* [Exercise instructions] Exactly as they appear, output all of the entries.

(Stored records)
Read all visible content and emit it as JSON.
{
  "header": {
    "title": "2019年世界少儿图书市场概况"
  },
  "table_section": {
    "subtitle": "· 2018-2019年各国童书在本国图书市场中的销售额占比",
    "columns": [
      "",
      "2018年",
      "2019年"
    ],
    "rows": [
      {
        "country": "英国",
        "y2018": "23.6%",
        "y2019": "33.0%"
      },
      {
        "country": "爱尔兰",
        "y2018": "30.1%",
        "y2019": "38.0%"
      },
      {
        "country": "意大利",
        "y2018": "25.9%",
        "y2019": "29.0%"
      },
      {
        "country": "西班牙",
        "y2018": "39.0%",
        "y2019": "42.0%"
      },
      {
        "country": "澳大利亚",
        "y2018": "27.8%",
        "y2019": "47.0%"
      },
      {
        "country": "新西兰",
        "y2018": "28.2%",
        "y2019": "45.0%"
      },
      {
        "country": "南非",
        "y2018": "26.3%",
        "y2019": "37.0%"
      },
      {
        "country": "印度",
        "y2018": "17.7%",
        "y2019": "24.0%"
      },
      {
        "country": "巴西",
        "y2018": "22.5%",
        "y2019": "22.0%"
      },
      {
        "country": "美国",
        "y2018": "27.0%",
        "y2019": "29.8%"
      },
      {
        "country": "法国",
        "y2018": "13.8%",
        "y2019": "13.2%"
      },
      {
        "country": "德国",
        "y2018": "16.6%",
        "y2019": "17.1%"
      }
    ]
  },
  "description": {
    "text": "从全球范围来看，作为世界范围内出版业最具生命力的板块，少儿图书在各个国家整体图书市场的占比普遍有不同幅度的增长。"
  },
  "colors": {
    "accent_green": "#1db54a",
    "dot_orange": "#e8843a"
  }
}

* [Output of the task]
Read all visible content and emit it as JSON.
{
  "header": {
    "title": "2019年世界少儿图书市场概况"
  },
  "table_section": {
    "subtitle": "· 2018-2019年各国童书在本国图书市场中的销售额占比",
    "columns": [
      "",
      "2018年",
      "2019年"
    ],
    "rows": [
      {
        "country": "英国",
        "y2018": "23.6%",
        "y2019": "33.0%"
      },
      {
        "country": "爱尔兰",
        "y2018": "30.1%",
        "y2019": "38.0%"
      },
      {
        "country": "意大利",
        "y2018": "25.9%",
        "y2019": "29.0%"
      },
      {
        "country": "西班牙",
        "y2018": "39.0%",
        "y2019": "42.0%"
      },
      {
        "country": "澳大利亚",
        "y2018": "27.8%",
        "y2019": "47.0%"
      },
      {
        "country": "新西兰",
        "y2018": "28.2%",
        "y2019": "45.0%"
      },
      {
        "country": "南非",
        "y2018": "26.3%",
        "y2019": "37.0%"
      },
      {
        "country": "印度",
        "y2018": "17.7%",
        "y2019": "24.0%"
      },
      {
        "country": "巴西",
        "y2018": "22.5%",
        "y2019": "22.0%"
      },
      {
        "country": "美国",
        "y2018": "27.0%",
        "y2019": "29.8%"
      },
      {
        "country": "法国",
        "y2018": "13.8%",
        "y2019": "13.2%"
      },
      {
        "country": "德国",
        "y2018": "16.6%",
        "y2019": "17.1%"
      }
    ]
  },
  "description": {
    "text": "从全球范围来看，作为世界范围内出版业最具生命力的板块，少儿图书在各个国家整体图书市场的占比普遍有不同幅度的增长。"
  },
  "colors": {
    "accent_green": "#1db54a",
    "dot_orange": "#e8843a"
  }
}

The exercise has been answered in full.